▼▼▼
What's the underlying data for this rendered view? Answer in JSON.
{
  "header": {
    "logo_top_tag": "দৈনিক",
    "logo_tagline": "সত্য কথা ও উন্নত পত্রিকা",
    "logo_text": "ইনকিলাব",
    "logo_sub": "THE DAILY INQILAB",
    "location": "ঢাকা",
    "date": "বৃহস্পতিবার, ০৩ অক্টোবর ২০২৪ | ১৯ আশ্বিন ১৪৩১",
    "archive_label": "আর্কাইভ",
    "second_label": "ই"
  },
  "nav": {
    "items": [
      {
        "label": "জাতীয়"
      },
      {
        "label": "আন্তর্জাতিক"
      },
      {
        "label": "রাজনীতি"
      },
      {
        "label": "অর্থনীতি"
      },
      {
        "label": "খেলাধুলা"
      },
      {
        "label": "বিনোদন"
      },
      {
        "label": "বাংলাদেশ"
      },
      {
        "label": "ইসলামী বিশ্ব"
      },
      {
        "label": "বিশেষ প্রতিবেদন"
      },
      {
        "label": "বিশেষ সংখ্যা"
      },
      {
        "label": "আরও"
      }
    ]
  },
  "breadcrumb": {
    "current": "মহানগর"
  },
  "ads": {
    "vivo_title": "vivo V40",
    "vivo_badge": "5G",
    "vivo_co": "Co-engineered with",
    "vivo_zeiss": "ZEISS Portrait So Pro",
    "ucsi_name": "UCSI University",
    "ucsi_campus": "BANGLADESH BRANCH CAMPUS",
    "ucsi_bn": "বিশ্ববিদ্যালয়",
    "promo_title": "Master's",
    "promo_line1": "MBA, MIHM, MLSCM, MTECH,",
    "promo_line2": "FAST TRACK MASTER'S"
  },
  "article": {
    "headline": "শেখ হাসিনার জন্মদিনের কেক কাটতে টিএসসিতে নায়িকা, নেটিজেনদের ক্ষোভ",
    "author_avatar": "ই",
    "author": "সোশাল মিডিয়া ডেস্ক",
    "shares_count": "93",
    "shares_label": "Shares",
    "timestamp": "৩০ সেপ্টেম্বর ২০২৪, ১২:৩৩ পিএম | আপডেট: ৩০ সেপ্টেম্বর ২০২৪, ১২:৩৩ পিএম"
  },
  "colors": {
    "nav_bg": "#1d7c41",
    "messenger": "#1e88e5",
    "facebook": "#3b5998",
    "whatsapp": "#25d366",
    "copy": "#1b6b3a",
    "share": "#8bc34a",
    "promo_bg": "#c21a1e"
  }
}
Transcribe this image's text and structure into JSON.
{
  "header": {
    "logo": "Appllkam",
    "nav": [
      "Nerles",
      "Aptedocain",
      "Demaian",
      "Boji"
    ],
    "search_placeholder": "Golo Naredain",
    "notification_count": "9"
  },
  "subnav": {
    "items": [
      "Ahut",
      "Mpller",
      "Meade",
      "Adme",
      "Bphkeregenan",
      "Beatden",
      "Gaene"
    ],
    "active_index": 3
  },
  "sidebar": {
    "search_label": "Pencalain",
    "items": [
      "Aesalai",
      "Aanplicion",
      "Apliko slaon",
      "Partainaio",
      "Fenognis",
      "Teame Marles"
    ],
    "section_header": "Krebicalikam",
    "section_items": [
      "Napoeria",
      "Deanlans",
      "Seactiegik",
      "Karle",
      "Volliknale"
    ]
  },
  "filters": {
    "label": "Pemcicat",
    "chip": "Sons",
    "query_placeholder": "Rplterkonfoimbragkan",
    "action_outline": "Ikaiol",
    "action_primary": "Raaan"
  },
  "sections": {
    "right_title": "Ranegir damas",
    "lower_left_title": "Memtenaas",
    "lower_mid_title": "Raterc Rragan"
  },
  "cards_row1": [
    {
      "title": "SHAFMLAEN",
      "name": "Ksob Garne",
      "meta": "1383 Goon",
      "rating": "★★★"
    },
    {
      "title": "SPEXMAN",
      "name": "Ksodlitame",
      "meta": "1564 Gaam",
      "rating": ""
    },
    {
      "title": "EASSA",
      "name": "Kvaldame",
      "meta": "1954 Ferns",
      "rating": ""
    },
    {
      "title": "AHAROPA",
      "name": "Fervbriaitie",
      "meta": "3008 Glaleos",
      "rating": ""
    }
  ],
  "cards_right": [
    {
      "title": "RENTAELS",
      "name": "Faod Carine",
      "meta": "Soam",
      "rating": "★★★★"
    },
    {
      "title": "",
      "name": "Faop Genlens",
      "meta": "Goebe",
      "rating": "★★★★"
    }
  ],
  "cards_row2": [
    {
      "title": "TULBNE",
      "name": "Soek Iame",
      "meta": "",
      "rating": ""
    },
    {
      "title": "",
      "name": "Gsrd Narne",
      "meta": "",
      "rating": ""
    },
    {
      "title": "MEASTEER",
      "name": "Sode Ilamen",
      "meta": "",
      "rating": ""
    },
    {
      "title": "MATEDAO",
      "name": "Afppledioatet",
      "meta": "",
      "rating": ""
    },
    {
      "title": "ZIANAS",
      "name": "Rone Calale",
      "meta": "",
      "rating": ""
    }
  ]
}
▲▲▲
Print every record exactly as it was given.

▸ Response for this exercise
What's the underlying data for this rendered view? Answer in JSON.
{
  "header": {
    "logo_top_tag": "দৈনিক",
    "logo_tagline": "সত্য কথা ও উন্নত পত্রিকা",
    "logo_text": "ইনকিলাব",
    "logo_sub": "THE DAILY INQILAB",
    "location": "ঢাকা",
    "date": "বৃহস্পতিবার, ০৩ অক্টোবর ২০২৪ | ১৯ আশ্বিন ১৪৩১",
    "archive_label": "আর্কাইভ",
    "second_label": "ই"
  },
  "nav": {
    "items": [
      {
        "label": "জাতীয়"
      },
      {
        "label": "আন্তর্জাতিক"
      },
      {
        "label": "রাজনীতি"
      },
      {
        "label": "অর্থনীতি"
      },
      {
        "label": "খেলাধুলা"
      },
      {
        "label": "বিনোদন"
      },
      {
        "label": "বাংলাদেশ"
      },
      {
        "label": "ইসলামী বিশ্ব"
      },
      {
        "label": "বিশেষ প্রতিবেদন"
      },
      {
        "label": "বিশেষ সংখ্যা"
      },
      {
        "label": "আরও"
      }
    ]
  },
  "breadcrumb": {
    "current": "মহানগর"
  },
  "ads": {
    "vivo_title": "vivo V40",
    "vivo_badge": "5G",
    "vivo_co": "Co-engineered with",
    "vivo_zeiss": "ZEISS Portrait So Pro",
    "ucsi_name": "UCSI University",
    "ucsi_campus": "BANGLADESH BRANCH CAMPUS",
    "ucsi_bn": "বিশ্ববিদ্যালয়",
    "promo_title": "Master's",
    "promo_line1": "MBA, MIHM, MLSCM, MTECH,",
    "promo_line2": "FAST TRACK MASTER'S"
  },
  "article": {
    "headline": "শেখ হাসিনার জন্মদিনের কেক কাটতে টিএসসিতে নায়িকা, নেটিজেনদের ক্ষোভ",
    "author_avatar": "ই",
    "author": "সোশাল মিডিয়া ডেস্ক",
    "shares_count": "93",
    "shares_label": "Shares",
    "timestamp": "৩০ সেপ্টেম্বর ২০২৪, ১২:৩৩ পিএম | আপডেট: ৩০ সেপ্টেম্বর ২০২৪, ১২:৩৩ পিএম"
  },
  "colors": {
    "nav_bg": "#1d7c41",
    "messenger": "#1e88e5",
    "facebook": "#3b5998",
    "whatsapp": "#25d366",
    "copy": "#1b6b3a",
    "share": "#8bc34a",
    "promo_bg": "#c21a1e"
  }
}
Transcribe this image's text and structure into JSON.
{
  "header": {
    "logo": "Appllkam",
    "nav": [
      "Nerles",
      "Aptedocain",
      "Demaian",
      "Boji"
    ],
    "search_placeholder": "Golo Naredain",
    "notification_count": "9"
  },
  "subnav": {
    "items": [
      "Ahut",
      "Mpller",
      "Meade",
      "Adme",
      "Bphkeregenan",
      "Beatden",
      "Gaene"
    ],
    "active_index": 3
  },
  "sidebar": {
    "search_label": "Pencalain",
    "items": [
      "Aesalai",
      "Aanplicion",
      "Apliko slaon",
      "Partainaio",
      "Fenognis",
      "Teame Marles"
    ],
    "section_header": "Krebicalikam",
    "section_items": [
      "Napoeria",
      "Deanlans",
      "Seactiegik",
      "Karle",
      "Volliknale"
    ]
  },
  "filters": {
    "label": "Pemcicat",
    "chip": "Sons",
    "query_placeholder": "Rplterkonfoimbragkan",
    "action_outline": "Ikaiol",
    "action_primary": "Raaan"
  },
  "sections": {
    "right_title": "Ranegir damas",
    "lower_left_title": "Memtenaas",
    "lower_mid_title": "Raterc Rragan"
  },
  "cards_row1": [
    {
      "title": "SHAFMLAEN",
      "name": "Ksob Garne",
      "meta": "1383 Goon",
      "rating": "★★★"
    },
    {
      "title": "SPEXMAN",
      "name": "Ksodlitame",
      "meta": "1564 Gaam",
      "rating": ""
    },
    {
      "title": "EASSA",
      "name": "Kvaldame",
      "meta": "1954 Ferns",
      "rating": ""
    },
    {
      "title": "AHAROPA",
      "name": "Fervbriaitie",
      "meta": "3008 Glaleos",
      "rating": ""
    }
  ],
  "cards_right": [
    {
      "title": "RENTAELS",
      "name": "Faod Carine",
      "meta": "Soam",
      "rating": "★★★★"
    },
    {
      "title": "",
      "name": "Faop Genlens",
      "meta": "Goebe",
      "rating": "★★★★"
    }
  ],
  "cards_row2": [
    {
      "title": "TULBNE",
      "name": "Soek Iame",
      "meta": "",
      "rating": ""
    },
    {
      "title": "",
      "name": "Gsrd Narne",
      "meta": "",
      "rating": ""
    },
    {
      "title": "MEASTEER",
      "name": "Sode Ilamen",
      "meta": "",
      "rating": ""
    },
    {
      "title": "MATEDAO",
      "name": "Afppledioatet",
      "meta": "",
      "rating": ""
    },
    {
      "title": "ZIANAS",
      "name": "Rone Calale",
      "meta": "",
      "rating": ""
    }
  ]
}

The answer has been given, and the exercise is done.